## Begin STORED DATA

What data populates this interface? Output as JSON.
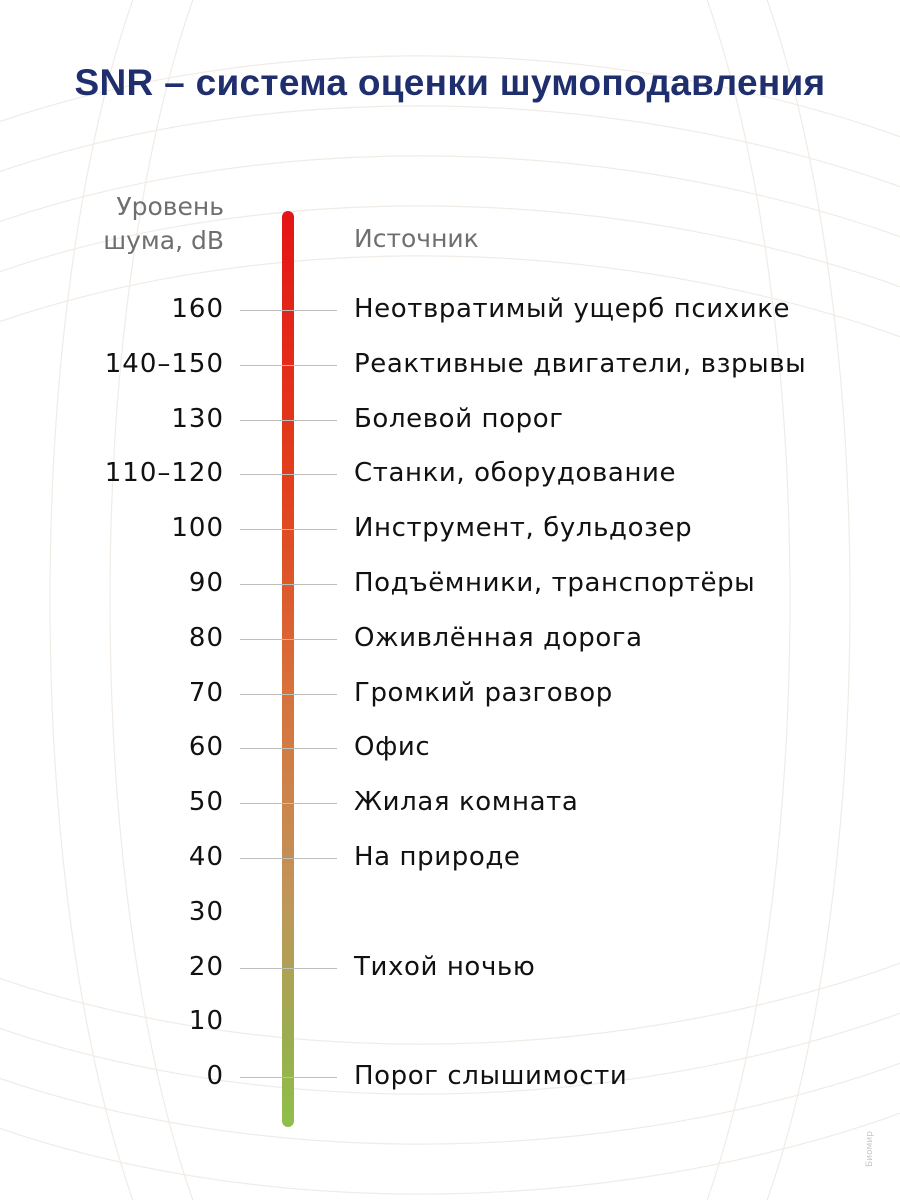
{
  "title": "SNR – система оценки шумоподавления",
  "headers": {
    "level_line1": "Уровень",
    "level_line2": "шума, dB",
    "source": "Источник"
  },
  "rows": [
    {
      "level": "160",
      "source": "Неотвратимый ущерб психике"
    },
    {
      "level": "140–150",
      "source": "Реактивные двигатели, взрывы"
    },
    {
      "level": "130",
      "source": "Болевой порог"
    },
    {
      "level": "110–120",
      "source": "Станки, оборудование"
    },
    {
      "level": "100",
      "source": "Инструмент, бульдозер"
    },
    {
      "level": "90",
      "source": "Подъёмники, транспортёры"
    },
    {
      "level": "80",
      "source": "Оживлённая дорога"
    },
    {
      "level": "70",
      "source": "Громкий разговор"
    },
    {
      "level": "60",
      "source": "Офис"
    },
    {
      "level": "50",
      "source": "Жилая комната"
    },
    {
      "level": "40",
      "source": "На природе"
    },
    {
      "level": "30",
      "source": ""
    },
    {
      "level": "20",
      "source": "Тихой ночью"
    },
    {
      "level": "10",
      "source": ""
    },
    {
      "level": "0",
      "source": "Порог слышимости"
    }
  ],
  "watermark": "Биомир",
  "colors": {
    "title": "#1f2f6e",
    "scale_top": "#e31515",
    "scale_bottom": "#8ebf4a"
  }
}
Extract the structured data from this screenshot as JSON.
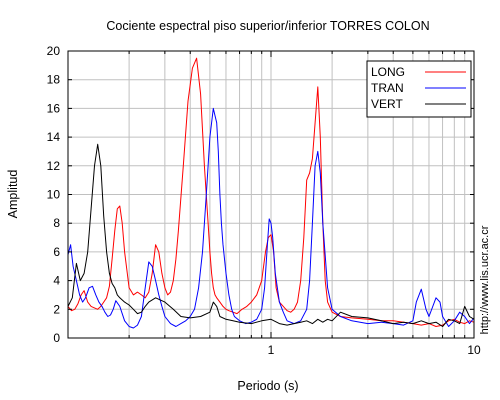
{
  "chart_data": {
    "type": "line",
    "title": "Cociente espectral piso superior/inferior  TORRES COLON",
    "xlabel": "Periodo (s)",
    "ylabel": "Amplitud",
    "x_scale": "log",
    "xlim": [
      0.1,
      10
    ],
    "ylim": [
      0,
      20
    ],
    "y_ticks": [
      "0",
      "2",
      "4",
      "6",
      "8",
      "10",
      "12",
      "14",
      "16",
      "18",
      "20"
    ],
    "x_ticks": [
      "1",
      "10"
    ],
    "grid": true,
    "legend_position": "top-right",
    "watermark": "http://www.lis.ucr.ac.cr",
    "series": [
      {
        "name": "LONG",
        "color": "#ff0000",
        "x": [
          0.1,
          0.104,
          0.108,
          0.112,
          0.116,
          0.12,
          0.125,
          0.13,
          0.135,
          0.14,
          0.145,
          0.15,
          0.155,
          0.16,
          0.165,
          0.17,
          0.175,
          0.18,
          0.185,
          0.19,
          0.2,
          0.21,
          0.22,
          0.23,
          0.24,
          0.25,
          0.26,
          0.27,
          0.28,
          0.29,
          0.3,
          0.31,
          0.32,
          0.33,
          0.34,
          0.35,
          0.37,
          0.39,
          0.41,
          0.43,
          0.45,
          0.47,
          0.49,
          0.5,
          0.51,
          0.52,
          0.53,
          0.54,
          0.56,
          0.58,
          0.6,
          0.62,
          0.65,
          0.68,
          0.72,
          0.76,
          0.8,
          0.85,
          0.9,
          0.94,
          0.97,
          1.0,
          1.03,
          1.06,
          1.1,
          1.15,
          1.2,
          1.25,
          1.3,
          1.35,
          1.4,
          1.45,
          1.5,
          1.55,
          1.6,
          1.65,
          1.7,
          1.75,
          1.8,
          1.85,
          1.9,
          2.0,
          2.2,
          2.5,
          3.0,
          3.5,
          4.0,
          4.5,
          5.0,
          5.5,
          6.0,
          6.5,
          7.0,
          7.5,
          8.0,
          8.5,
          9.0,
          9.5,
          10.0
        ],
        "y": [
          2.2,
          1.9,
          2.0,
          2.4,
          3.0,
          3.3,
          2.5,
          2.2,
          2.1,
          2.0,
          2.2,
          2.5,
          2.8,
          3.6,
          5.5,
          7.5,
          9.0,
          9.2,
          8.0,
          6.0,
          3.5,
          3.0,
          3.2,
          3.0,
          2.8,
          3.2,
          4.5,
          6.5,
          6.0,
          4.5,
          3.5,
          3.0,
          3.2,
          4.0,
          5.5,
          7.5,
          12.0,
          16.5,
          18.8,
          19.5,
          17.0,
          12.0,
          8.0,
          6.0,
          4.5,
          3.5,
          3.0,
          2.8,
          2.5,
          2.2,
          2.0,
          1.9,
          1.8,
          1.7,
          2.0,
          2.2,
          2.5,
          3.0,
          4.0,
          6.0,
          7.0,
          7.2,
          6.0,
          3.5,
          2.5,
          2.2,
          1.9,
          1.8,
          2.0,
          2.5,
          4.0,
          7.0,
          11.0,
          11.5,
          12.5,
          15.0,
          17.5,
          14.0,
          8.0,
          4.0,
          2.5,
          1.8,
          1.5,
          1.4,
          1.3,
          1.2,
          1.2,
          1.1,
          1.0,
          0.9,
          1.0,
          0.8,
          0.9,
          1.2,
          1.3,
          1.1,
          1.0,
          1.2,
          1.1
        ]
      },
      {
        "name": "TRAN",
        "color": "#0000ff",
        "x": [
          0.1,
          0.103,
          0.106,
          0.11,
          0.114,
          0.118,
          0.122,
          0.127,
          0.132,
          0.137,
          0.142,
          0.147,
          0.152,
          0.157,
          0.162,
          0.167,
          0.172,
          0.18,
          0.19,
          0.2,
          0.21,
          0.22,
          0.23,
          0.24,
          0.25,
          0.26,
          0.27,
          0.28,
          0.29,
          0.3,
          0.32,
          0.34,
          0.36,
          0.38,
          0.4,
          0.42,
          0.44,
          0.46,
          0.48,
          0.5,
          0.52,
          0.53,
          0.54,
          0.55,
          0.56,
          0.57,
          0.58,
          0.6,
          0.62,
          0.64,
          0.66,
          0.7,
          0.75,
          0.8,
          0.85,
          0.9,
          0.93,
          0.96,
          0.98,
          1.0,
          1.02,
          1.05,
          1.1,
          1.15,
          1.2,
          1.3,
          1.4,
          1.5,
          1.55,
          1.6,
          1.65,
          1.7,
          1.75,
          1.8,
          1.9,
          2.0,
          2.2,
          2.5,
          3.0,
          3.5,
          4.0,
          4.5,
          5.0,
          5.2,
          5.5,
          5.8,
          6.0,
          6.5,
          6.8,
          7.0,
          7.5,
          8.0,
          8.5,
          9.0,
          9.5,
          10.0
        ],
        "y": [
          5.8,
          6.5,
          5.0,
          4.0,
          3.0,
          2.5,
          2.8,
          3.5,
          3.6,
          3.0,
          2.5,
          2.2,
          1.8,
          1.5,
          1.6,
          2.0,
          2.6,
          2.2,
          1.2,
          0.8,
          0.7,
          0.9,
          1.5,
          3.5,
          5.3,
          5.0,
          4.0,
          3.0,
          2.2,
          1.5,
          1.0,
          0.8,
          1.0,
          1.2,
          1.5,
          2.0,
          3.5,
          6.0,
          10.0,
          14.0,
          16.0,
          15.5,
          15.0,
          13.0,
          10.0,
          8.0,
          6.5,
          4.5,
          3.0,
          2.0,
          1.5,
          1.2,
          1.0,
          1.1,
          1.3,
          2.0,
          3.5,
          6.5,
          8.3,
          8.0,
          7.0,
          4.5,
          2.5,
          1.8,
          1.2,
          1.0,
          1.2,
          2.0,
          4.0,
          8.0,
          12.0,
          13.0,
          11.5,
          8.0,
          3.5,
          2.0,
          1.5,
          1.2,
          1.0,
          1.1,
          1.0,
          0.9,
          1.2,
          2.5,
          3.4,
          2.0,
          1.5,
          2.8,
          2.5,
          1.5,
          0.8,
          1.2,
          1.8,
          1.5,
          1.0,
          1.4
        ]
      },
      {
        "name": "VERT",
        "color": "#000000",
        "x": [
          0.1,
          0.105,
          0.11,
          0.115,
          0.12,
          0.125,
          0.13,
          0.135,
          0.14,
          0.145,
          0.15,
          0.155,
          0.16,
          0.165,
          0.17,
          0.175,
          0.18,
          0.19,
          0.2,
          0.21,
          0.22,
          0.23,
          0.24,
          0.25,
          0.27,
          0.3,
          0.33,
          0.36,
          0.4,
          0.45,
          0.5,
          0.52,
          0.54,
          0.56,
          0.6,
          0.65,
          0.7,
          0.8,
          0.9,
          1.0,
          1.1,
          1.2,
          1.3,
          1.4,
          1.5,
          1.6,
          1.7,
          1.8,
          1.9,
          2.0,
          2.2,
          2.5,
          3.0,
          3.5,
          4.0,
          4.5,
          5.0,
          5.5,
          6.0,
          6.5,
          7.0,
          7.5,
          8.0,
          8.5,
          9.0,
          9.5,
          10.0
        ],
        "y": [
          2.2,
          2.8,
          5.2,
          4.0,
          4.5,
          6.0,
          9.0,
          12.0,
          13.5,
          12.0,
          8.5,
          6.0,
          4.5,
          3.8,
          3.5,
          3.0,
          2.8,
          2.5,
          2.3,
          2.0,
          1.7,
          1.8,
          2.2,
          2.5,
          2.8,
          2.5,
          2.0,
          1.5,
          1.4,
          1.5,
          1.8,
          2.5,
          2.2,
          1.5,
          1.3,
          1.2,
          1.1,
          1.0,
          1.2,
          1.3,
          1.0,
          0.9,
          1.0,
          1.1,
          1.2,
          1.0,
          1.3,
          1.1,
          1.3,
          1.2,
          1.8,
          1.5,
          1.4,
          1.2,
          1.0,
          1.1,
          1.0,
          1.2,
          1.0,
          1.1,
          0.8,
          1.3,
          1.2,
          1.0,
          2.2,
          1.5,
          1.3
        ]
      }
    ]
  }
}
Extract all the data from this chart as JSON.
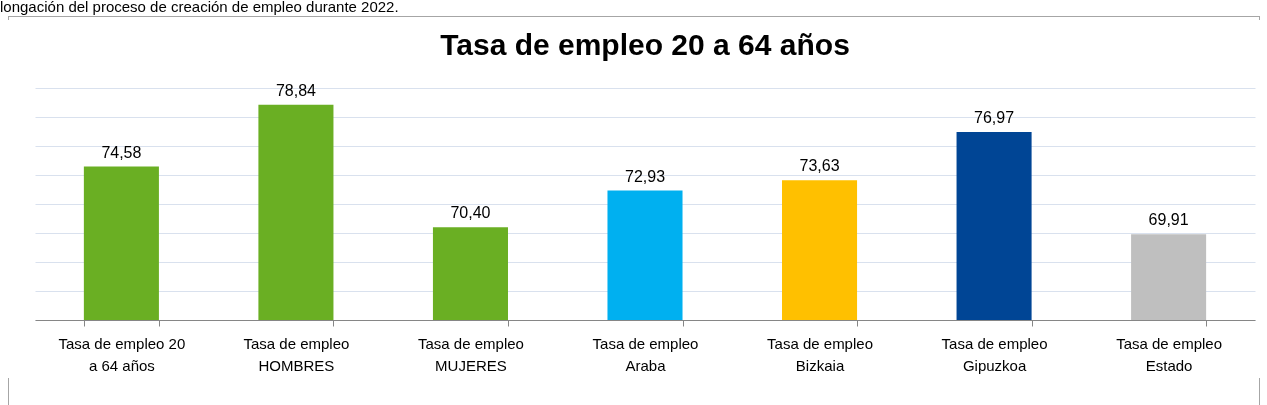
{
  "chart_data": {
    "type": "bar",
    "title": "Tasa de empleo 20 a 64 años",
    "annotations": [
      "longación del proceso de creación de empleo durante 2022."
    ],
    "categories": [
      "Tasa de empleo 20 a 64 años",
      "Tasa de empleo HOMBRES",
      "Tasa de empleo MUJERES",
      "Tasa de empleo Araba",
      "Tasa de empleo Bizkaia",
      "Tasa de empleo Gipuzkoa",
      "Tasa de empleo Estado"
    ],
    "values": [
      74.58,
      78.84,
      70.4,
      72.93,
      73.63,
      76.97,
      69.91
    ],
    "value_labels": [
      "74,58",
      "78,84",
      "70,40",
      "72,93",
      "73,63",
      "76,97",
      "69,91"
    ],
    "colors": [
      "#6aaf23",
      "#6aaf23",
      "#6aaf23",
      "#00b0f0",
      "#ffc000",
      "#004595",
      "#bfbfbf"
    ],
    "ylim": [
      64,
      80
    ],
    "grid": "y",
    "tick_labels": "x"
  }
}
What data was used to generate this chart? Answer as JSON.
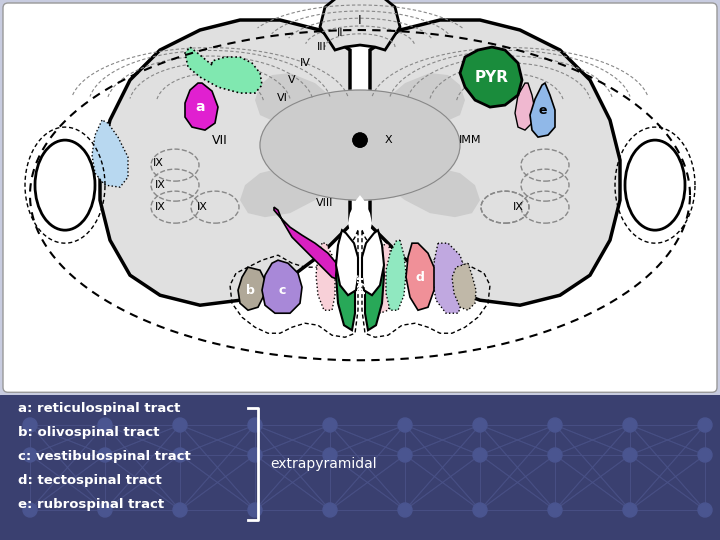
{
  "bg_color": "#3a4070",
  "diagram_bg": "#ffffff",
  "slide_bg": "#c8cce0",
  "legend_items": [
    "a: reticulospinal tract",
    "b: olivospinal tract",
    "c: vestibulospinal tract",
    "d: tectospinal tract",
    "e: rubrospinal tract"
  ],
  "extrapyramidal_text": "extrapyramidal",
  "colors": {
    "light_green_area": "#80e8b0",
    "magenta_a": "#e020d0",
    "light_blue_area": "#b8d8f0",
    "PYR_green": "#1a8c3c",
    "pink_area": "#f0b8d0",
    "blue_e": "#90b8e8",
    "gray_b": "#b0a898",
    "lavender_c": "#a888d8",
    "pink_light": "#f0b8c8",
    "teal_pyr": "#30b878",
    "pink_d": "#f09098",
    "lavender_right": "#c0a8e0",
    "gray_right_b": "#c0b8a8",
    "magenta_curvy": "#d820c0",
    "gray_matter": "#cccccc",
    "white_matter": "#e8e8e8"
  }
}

## End STORED DATA

- **WHAT THE EXERCISE ASKS**
Beginning with the line that contains "What data was", repeat every remaining line of the data exactly, the last line included, and omit pictures.

- **EXERCISE ANSWER**
What data was used to generate this chart? Answer as JSON.
{
  "bg_color": "#3a4070",
  "diagram_bg": "#ffffff",
  "slide_bg": "#c8cce0",
  "legend_items": [
    "a: reticulospinal tract",
    "b: olivospinal tract",
    "c: vestibulospinal tract",
    "d: tectospinal tract",
    "e: rubrospinal tract"
  ],
  "extrapyramidal_text": "extrapyramidal",
  "colors": {
    "light_green_area": "#80e8b0",
    "magenta_a": "#e020d0",
    "light_blue_area": "#b8d8f0",
    "PYR_green": "#1a8c3c",
    "pink_area": "#f0b8d0",
    "blue_e": "#90b8e8",
    "gray_b": "#b0a898",
    "lavender_c": "#a888d8",
    "pink_light": "#f0b8c8",
    "teal_pyr": "#30b878",
    "pink_d": "#f09098",
    "lavender_right": "#c0a8e0",
    "gray_right_b": "#c0b8a8",
    "magenta_curvy": "#d820c0",
    "gray_matter": "#cccccc",
    "white_matter": "#e8e8e8"
  }
}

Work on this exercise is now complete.